--- Start Record list ---

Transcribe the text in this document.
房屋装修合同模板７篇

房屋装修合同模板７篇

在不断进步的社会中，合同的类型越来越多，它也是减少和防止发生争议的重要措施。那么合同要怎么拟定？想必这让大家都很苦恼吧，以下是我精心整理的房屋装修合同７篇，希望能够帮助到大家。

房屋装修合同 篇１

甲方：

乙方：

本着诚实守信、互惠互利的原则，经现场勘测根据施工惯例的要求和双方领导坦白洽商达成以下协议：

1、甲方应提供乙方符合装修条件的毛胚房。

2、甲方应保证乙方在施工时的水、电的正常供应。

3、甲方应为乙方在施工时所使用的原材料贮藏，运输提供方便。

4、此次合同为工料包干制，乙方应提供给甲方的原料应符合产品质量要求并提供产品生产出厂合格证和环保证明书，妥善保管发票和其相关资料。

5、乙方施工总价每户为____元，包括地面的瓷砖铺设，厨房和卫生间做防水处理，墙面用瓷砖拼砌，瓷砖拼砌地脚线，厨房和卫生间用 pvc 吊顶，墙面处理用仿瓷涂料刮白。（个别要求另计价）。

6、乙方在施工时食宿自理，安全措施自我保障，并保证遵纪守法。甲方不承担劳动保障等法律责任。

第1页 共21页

--- End Record list ---
--- Start Record list ---

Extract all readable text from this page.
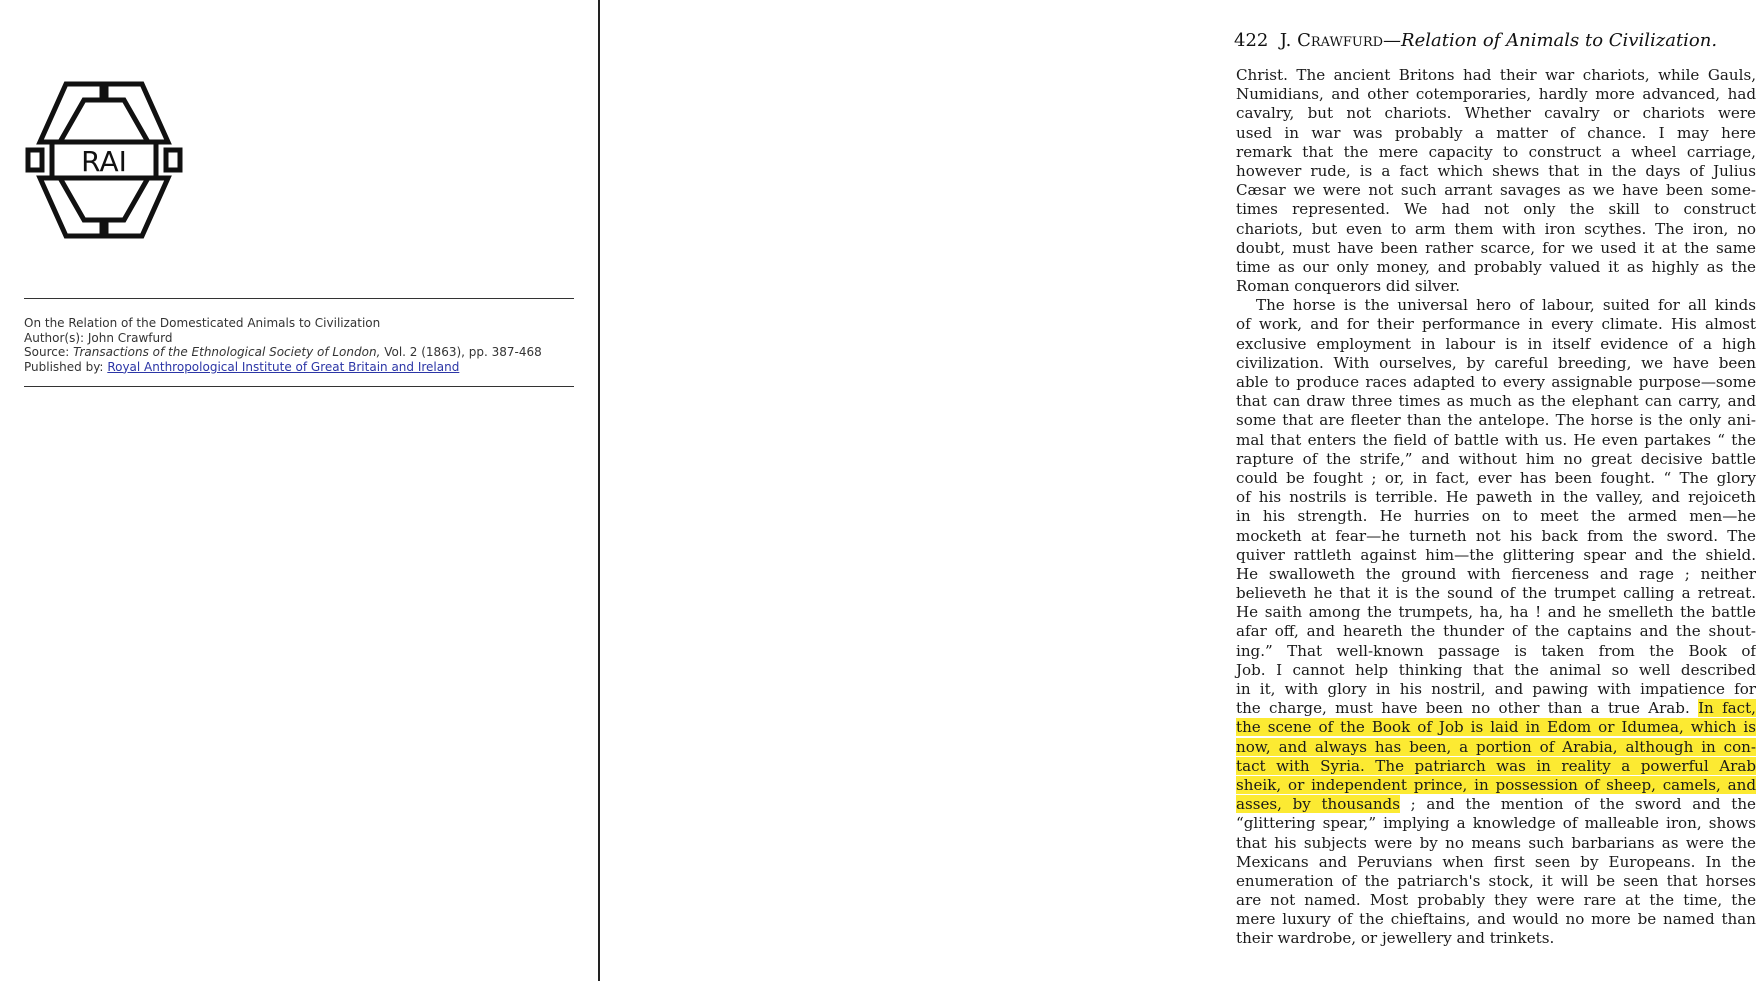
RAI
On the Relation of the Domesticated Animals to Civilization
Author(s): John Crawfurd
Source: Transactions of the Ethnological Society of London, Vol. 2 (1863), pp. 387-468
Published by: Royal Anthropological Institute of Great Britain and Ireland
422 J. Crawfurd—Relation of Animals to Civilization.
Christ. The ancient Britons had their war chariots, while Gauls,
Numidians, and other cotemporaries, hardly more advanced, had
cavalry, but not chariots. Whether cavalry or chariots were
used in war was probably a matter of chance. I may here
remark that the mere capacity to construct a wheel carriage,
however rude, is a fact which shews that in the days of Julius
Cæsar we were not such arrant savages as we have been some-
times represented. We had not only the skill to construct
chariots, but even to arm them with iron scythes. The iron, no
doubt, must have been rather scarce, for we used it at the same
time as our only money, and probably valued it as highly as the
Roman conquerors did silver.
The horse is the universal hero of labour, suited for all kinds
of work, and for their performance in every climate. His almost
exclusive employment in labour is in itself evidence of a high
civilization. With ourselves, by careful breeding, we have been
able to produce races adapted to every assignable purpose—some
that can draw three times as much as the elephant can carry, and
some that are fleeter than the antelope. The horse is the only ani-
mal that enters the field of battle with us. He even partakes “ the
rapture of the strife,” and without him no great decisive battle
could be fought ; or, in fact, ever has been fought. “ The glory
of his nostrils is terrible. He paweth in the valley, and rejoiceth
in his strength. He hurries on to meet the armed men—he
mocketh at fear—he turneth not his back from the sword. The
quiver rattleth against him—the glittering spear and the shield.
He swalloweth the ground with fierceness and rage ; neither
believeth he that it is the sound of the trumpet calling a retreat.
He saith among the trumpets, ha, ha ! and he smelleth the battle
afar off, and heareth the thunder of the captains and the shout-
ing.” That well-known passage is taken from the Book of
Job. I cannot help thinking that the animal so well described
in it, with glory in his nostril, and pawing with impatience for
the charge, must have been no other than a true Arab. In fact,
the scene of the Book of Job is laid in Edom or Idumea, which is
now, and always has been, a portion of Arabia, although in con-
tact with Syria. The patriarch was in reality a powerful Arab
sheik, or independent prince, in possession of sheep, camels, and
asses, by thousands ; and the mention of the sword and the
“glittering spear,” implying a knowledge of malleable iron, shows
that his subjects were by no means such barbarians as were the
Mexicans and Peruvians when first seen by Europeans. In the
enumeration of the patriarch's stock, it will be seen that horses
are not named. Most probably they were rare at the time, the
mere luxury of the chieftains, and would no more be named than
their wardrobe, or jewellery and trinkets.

--- End Record list ---
--- Start Record list ---

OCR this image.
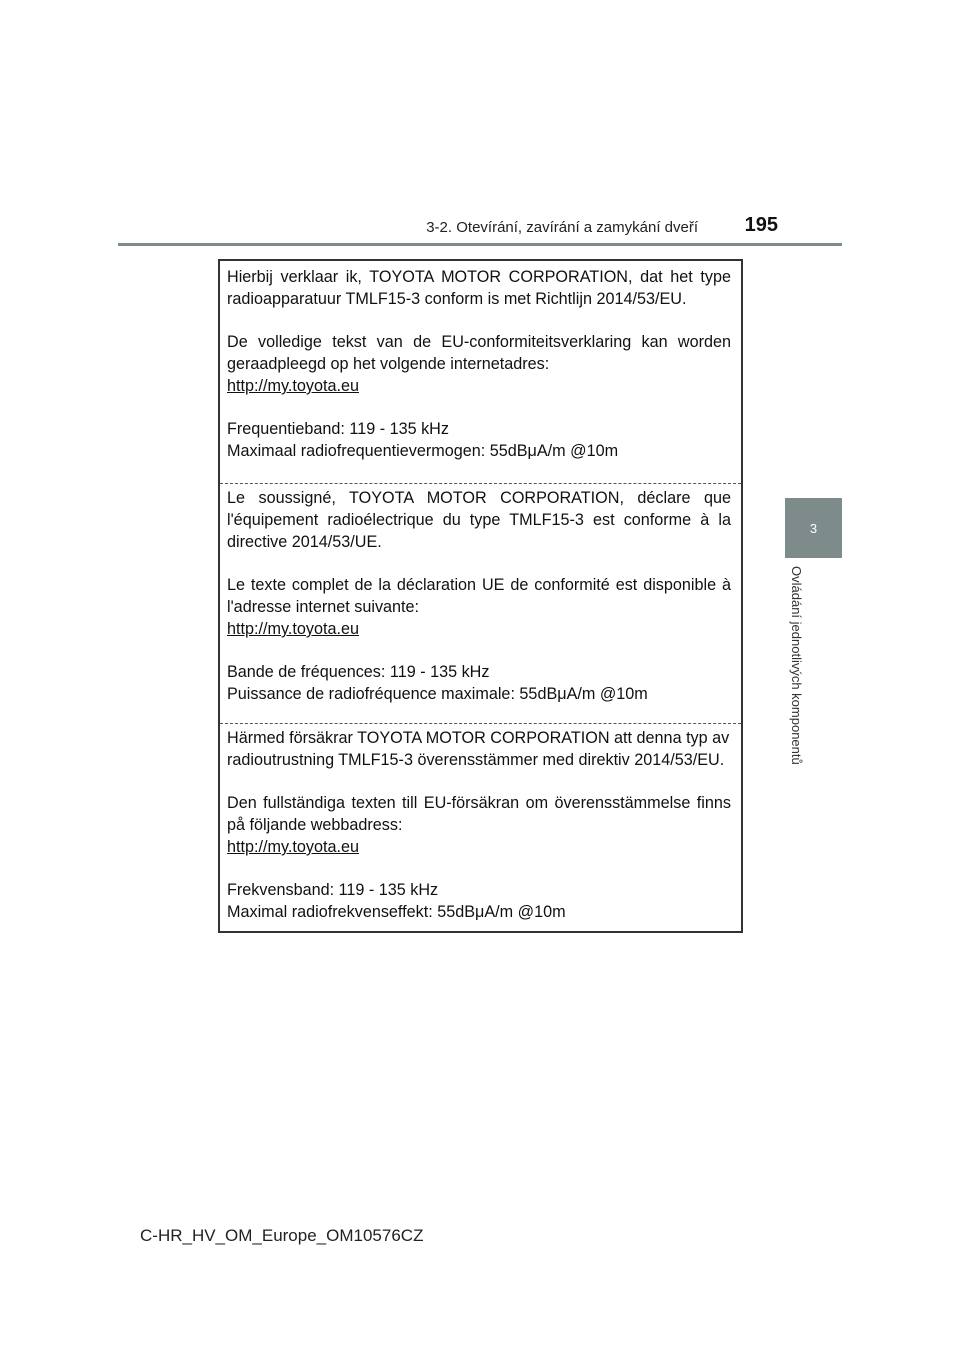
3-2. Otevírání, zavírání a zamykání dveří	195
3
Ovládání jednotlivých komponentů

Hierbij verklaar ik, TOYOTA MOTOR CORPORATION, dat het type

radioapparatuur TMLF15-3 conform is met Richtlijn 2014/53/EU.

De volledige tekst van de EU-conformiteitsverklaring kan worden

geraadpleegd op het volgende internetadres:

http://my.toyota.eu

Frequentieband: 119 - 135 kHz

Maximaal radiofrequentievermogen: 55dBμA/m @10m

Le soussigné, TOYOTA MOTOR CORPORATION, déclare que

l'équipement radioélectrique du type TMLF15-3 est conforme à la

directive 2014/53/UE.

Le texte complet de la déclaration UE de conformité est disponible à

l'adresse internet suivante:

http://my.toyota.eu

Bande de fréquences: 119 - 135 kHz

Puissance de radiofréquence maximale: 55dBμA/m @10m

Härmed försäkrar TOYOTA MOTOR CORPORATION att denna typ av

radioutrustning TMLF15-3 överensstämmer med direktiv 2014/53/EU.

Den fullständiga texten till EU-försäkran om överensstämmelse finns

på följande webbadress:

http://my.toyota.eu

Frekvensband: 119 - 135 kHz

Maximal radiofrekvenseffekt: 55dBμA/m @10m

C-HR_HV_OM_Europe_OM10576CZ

--- End Record list ---

- Instructions to follow -
In the records above, find each line that holds the word "their"; copy all such lines.

- Final answer -
Christ. The ancient Britons had their war chariots, while Gauls,
of work, and for their performance in every climate. His almost
their wardrobe, or jewellery and trinkets.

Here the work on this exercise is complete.